**WHAT TO PRODUCE**
Copy out each line that includes the word "span".
begin
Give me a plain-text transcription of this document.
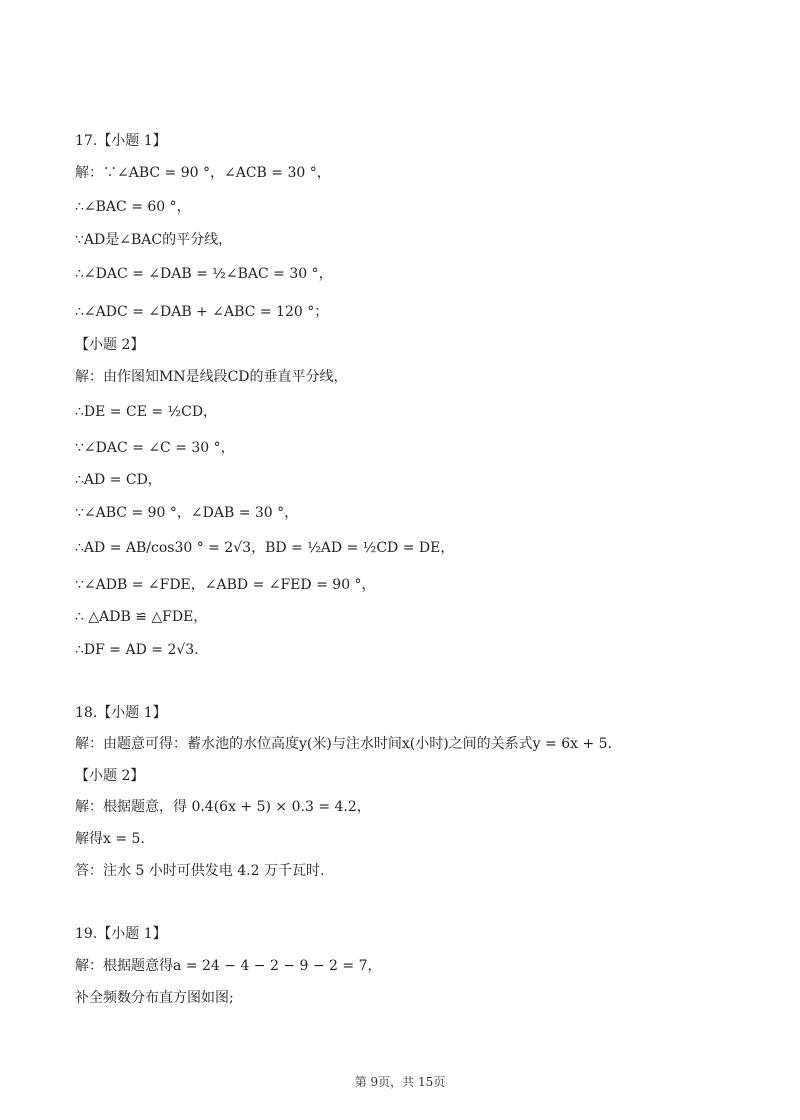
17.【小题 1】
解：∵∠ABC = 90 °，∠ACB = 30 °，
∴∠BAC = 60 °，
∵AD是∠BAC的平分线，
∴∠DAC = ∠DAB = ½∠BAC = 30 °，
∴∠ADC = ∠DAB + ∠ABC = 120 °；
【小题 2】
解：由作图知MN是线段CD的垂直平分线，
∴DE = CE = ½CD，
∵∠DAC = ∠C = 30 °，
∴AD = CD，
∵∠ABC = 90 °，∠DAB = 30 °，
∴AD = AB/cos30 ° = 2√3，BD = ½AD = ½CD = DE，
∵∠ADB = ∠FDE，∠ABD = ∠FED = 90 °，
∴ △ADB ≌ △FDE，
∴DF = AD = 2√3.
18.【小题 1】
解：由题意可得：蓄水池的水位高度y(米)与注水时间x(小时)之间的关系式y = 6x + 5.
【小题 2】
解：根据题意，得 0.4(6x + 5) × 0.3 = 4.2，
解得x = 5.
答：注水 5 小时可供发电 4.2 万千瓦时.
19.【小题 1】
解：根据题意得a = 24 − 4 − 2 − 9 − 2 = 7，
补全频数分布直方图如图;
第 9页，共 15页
end
begin
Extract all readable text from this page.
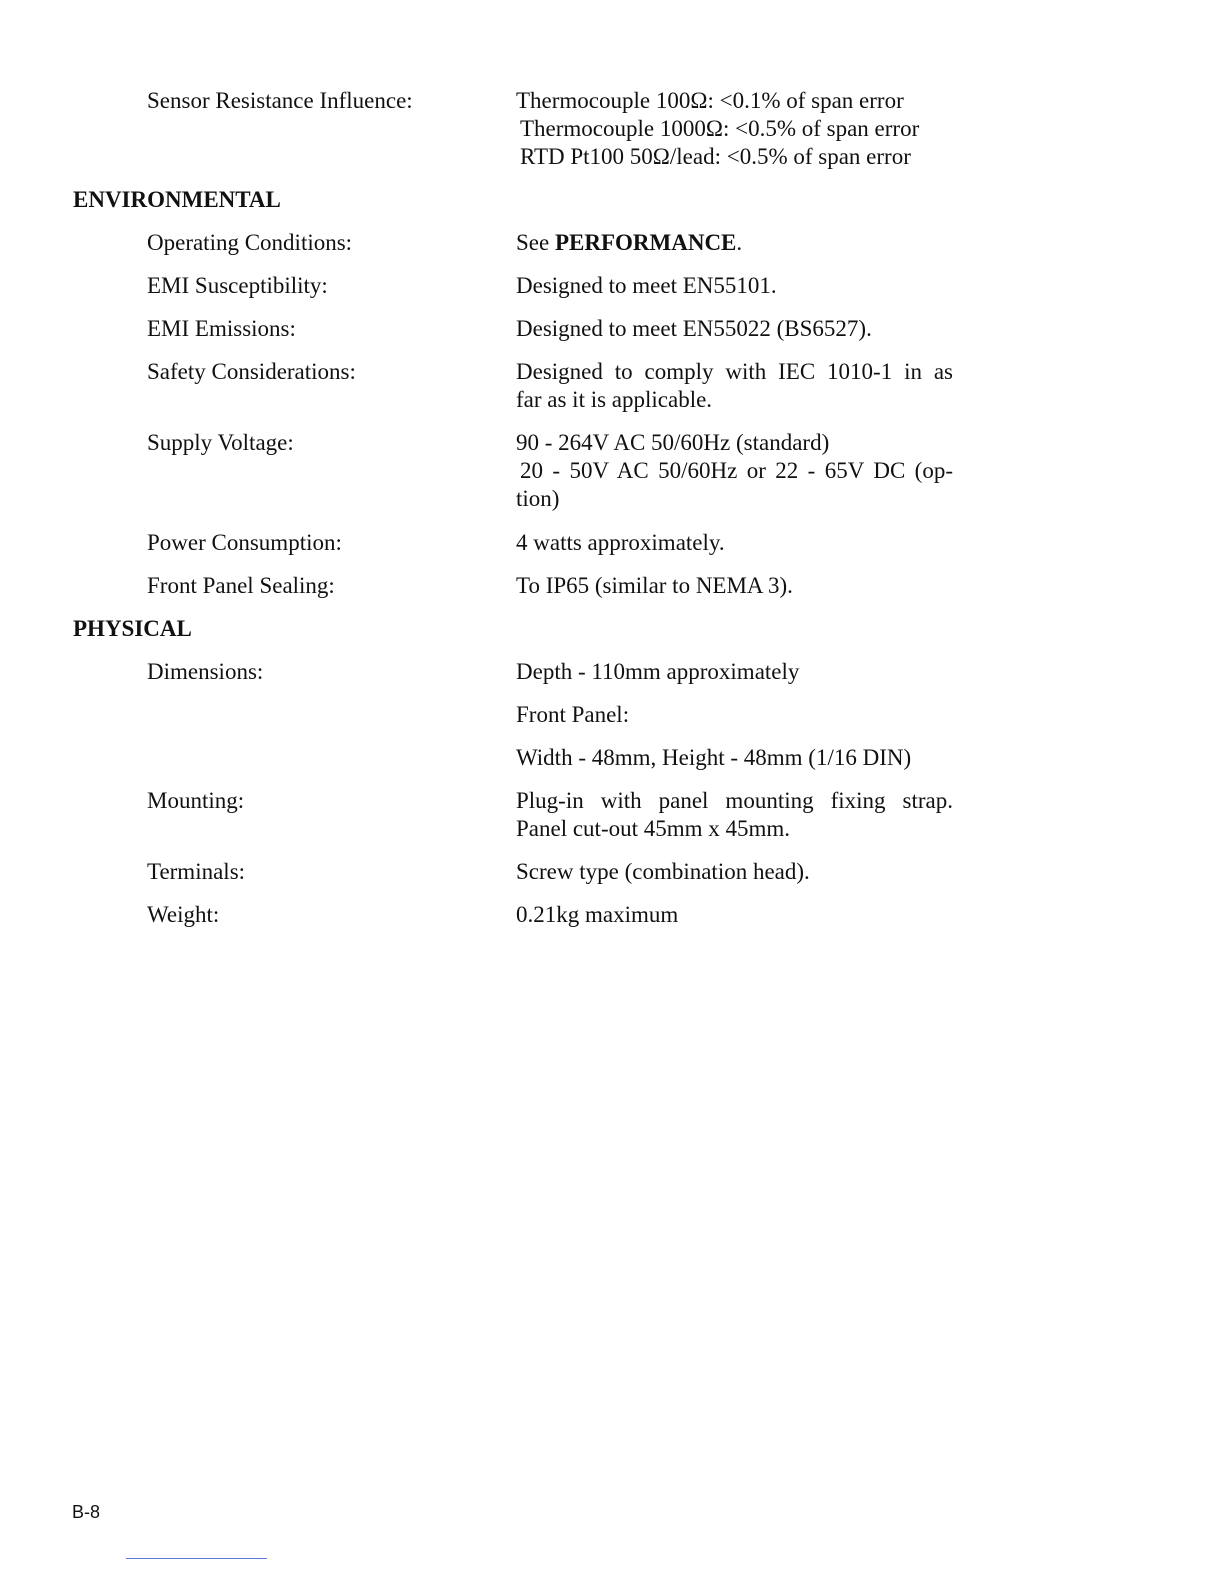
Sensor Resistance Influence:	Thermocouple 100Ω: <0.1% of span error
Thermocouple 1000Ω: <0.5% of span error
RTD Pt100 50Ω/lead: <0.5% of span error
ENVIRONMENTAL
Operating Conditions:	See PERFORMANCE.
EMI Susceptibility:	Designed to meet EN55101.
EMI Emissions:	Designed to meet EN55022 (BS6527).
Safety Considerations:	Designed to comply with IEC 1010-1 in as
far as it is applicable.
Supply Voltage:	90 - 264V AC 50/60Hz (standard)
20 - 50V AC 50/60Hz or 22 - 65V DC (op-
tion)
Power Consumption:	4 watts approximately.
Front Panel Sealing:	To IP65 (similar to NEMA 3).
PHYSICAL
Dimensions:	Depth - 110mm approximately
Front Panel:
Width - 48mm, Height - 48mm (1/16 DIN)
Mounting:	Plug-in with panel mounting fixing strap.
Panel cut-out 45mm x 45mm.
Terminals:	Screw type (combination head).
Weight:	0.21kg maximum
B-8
end
**SOLUTION FOR THIS PROBLEM**
Sensor Resistance Influence:	Thermocouple 100Ω: <0.1% of span error
Thermocouple 1000Ω: <0.5% of span error
RTD Pt100 50Ω/lead: <0.5% of span error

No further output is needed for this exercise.